[Stored data]:
┌──

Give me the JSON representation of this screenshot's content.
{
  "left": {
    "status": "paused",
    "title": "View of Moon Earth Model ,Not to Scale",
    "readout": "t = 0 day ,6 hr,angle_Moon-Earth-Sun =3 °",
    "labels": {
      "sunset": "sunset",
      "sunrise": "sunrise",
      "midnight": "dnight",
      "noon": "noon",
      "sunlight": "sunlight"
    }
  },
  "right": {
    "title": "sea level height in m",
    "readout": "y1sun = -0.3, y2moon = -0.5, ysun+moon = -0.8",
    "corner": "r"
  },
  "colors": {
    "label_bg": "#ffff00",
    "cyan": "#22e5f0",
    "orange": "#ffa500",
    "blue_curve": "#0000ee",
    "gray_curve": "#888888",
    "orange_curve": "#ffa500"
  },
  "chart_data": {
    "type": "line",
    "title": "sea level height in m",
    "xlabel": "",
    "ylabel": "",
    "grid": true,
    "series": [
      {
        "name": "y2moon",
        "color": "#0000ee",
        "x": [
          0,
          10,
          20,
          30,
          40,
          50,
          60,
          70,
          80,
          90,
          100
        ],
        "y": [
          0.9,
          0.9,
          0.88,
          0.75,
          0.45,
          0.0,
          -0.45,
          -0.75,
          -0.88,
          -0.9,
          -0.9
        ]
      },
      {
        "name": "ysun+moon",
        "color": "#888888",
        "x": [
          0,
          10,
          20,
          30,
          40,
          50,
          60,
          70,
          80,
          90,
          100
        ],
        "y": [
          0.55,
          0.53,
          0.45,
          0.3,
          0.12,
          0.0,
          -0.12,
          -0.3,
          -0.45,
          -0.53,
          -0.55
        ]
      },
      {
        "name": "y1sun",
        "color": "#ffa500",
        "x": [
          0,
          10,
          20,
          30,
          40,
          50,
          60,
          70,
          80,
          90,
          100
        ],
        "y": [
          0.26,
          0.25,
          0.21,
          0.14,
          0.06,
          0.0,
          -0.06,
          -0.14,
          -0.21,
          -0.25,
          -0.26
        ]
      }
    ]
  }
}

└──

[Aim]: Copy out the data shown above without altering anything.

[Solution for this problem]:
Give me the JSON representation of this screenshot's content.
{
  "left": {
    "status": "paused",
    "title": "View of Moon Earth Model ,Not to Scale",
    "readout": "t = 0 day ,6 hr,angle_Moon-Earth-Sun =3 °",
    "labels": {
      "sunset": "sunset",
      "sunrise": "sunrise",
      "midnight": "dnight",
      "noon": "noon",
      "sunlight": "sunlight"
    }
  },
  "right": {
    "title": "sea level height in m",
    "readout": "y1sun = -0.3, y2moon = -0.5, ysun+moon = -0.8",
    "corner": "r"
  },
  "colors": {
    "label_bg": "#ffff00",
    "cyan": "#22e5f0",
    "orange": "#ffa500",
    "blue_curve": "#0000ee",
    "gray_curve": "#888888",
    "orange_curve": "#ffa500"
  },
  "chart_data": {
    "type": "line",
    "title": "sea level height in m",
    "xlabel": "",
    "ylabel": "",
    "grid": true,
    "series": [
      {
        "name": "y2moon",
        "color": "#0000ee",
        "x": [
          0,
          10,
          20,
          30,
          40,
          50,
          60,
          70,
          80,
          90,
          100
        ],
        "y": [
          0.9,
          0.9,
          0.88,
          0.75,
          0.45,
          0.0,
          -0.45,
          -0.75,
          -0.88,
          -0.9,
          -0.9
        ]
      },
      {
        "name": "ysun+moon",
        "color": "#888888",
        "x": [
          0,
          10,
          20,
          30,
          40,
          50,
          60,
          70,
          80,
          90,
          100
        ],
        "y": [
          0.55,
          0.53,
          0.45,
          0.3,
          0.12,
          0.0,
          -0.12,
          -0.3,
          -0.45,
          -0.53,
          -0.55
        ]
      },
      {
        "name": "y1sun",
        "color": "#ffa500",
        "x": [
          0,
          10,
          20,
          30,
          40,
          50,
          60,
          70,
          80,
          90,
          100
        ],
        "y": [
          0.26,
          0.25,
          0.21,
          0.14,
          0.06,
          0.0,
          -0.06,
          -0.14,
          -0.21,
          -0.25,
          -0.26
        ]
      }
    ]
  }
}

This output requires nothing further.